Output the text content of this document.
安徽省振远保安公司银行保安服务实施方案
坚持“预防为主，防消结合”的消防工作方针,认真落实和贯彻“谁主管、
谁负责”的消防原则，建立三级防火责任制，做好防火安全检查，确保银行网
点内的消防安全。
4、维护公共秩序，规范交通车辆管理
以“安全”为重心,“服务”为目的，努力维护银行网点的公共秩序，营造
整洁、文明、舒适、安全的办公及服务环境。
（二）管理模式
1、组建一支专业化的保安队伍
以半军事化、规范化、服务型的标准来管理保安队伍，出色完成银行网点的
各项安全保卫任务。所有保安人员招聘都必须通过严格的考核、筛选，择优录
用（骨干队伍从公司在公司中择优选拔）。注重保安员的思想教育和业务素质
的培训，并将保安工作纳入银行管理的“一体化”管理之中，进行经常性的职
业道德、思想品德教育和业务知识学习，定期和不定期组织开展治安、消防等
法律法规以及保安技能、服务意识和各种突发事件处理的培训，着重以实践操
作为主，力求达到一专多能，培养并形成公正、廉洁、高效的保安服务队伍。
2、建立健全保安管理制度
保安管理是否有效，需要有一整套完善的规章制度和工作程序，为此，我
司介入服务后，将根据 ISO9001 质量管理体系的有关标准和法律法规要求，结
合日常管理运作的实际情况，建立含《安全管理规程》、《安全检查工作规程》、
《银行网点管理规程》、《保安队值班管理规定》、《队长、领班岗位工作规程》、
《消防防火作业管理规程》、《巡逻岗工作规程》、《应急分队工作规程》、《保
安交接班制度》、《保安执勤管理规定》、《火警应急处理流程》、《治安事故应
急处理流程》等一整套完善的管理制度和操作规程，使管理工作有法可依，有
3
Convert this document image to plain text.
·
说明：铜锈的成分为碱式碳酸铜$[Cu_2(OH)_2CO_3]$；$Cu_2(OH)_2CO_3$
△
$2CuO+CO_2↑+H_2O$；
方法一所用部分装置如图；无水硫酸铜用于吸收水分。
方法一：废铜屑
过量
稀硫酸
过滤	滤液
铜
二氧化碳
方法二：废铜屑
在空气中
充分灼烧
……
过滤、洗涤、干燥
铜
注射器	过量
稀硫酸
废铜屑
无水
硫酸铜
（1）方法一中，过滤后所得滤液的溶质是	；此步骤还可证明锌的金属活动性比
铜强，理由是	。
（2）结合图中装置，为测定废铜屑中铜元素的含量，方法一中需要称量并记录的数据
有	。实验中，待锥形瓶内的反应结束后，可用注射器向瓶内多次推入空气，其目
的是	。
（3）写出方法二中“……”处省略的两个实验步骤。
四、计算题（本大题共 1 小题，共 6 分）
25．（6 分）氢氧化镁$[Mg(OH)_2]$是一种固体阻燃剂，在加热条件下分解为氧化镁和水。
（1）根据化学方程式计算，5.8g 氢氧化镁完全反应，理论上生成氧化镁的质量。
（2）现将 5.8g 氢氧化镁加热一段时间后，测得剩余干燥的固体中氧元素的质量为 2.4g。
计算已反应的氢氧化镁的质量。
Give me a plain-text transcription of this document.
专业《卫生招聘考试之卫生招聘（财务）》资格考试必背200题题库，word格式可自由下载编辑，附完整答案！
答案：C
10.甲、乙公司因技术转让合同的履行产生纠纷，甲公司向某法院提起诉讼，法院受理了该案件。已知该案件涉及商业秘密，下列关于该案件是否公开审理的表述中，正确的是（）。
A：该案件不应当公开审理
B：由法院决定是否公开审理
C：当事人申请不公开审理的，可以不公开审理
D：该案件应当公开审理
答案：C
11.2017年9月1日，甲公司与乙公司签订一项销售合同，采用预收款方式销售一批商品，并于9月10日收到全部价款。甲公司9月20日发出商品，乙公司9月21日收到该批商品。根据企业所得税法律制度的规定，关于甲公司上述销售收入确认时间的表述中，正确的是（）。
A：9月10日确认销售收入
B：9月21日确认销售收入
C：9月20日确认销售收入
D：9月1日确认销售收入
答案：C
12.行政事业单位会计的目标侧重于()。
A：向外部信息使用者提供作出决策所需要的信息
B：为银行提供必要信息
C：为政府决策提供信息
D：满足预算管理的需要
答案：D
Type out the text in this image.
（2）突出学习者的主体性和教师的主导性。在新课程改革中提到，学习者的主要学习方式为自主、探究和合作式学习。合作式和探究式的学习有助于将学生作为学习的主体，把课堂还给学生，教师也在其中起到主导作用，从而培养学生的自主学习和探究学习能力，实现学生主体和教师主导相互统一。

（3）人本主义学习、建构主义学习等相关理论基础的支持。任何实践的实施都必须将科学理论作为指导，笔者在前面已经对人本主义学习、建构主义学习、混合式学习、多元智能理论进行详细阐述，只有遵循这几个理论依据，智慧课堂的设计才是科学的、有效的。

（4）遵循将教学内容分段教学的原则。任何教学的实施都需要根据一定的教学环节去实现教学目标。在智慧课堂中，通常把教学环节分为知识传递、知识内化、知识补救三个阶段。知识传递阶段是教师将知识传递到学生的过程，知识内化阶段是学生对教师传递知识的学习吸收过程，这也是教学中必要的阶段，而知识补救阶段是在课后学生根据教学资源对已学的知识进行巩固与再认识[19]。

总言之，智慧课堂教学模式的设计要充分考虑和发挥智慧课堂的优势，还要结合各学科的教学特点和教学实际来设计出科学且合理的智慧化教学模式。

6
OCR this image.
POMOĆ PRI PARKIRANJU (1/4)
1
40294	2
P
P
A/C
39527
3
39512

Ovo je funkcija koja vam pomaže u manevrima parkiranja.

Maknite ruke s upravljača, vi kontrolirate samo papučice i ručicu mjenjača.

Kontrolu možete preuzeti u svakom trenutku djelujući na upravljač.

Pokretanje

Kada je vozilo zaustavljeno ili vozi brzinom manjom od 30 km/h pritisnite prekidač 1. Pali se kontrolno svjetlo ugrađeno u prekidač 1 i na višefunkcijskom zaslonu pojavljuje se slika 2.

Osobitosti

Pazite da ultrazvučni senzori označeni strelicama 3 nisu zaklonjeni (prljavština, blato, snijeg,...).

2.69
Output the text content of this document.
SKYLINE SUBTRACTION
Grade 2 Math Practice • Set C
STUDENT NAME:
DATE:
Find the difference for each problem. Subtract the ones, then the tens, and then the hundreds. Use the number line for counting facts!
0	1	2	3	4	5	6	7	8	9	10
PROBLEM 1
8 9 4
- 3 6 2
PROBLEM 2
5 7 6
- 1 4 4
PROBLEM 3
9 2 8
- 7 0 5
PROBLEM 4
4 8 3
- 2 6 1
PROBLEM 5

* **Task brief**
Across the records, how many lines contain "image"? Only the number should be given.

* **Output for this exercise**
3